> [Goal of the exercise]: Repeat each line of the material below exactly as it appears, minus any pictures.

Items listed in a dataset
--
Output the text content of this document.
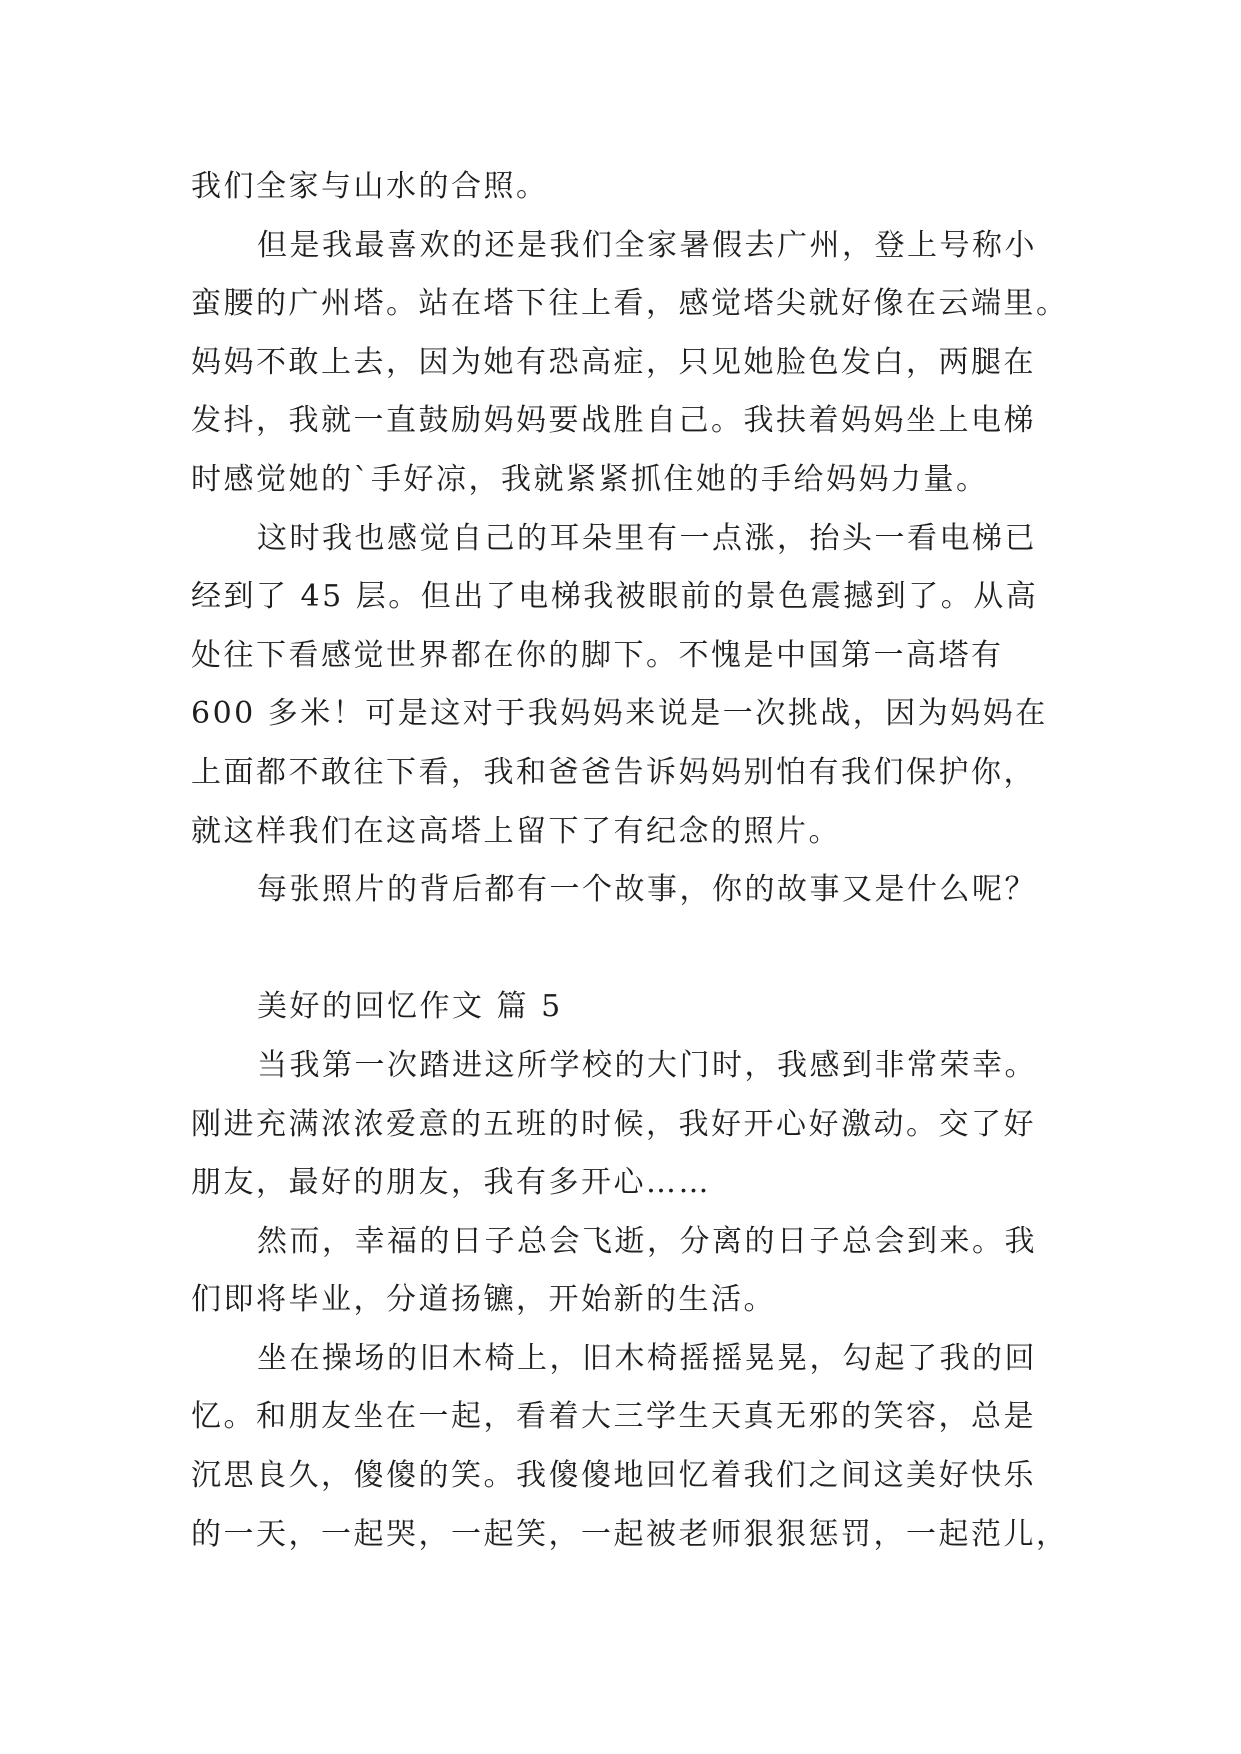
我们全家与山水的合照。
但是我最喜欢的还是我们全家暑假去广州，登上号称小
蛮腰的广州塔。站在塔下往上看，感觉塔尖就好像在云端里。
妈妈不敢上去，因为她有恐高症，只见她脸色发白，两腿在
发抖，我就一直鼓励妈妈要战胜自己。我扶着妈妈坐上电梯
时感觉她的`手好凉，我就紧紧抓住她的手给妈妈力量。
这时我也感觉自己的耳朵里有一点涨，抬头一看电梯已
经到了 45 层。但出了电梯我被眼前的景色震撼到了。从高
处往下看感觉世界都在你的脚下。不愧是中国第一高塔有
600 多米！可是这对于我妈妈来说是一次挑战，因为妈妈在
上面都不敢往下看，我和爸爸告诉妈妈别怕有我们保护你，
就这样我们在这高塔上留下了有纪念的照片。
每张照片的背后都有一个故事，你的故事又是什么呢？
美好的回忆作文 篇 5
当我第一次踏进这所学校的大门时，我感到非常荣幸。
刚进充满浓浓爱意的五班的时候，我好开心好激动。交了好
朋友，最好的朋友，我有多开心……
然而，幸福的日子总会飞逝，分离的日子总会到来。我
们即将毕业，分道扬镳，开始新的生活。
坐在操场的旧木椅上，旧木椅摇摇晃晃，勾起了我的回
忆。和朋友坐在一起，看着大三学生天真无邪的笑容，总是
沉思良久，傻傻的笑。我傻傻地回忆着我们之间这美好快乐
的一天，一起哭，一起笑，一起被老师狠狠惩罚，一起范儿，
--
> [Task response]:
Output the text content of this document.
我们全家与山水的合照。
但是我最喜欢的还是我们全家暑假去广州，登上号称小
蛮腰的广州塔。站在塔下往上看，感觉塔尖就好像在云端里。
妈妈不敢上去，因为她有恐高症，只见她脸色发白，两腿在
发抖，我就一直鼓励妈妈要战胜自己。我扶着妈妈坐上电梯
时感觉她的`手好凉，我就紧紧抓住她的手给妈妈力量。
这时我也感觉自己的耳朵里有一点涨，抬头一看电梯已
经到了 45 层。但出了电梯我被眼前的景色震撼到了。从高
处往下看感觉世界都在你的脚下。不愧是中国第一高塔有
600 多米！可是这对于我妈妈来说是一次挑战，因为妈妈在
上面都不敢往下看，我和爸爸告诉妈妈别怕有我们保护你，
就这样我们在这高塔上留下了有纪念的照片。
每张照片的背后都有一个故事，你的故事又是什么呢？
美好的回忆作文 篇 5
当我第一次踏进这所学校的大门时，我感到非常荣幸。
刚进充满浓浓爱意的五班的时候，我好开心好激动。交了好
朋友，最好的朋友，我有多开心……
然而，幸福的日子总会飞逝，分离的日子总会到来。我
们即将毕业，分道扬镳，开始新的生活。
坐在操场的旧木椅上，旧木椅摇摇晃晃，勾起了我的回
忆。和朋友坐在一起，看着大三学生天真无邪的笑容，总是
沉思良久，傻傻的笑。我傻傻地回忆着我们之间这美好快乐
的一天，一起哭，一起笑，一起被老师狠狠惩罚，一起范儿，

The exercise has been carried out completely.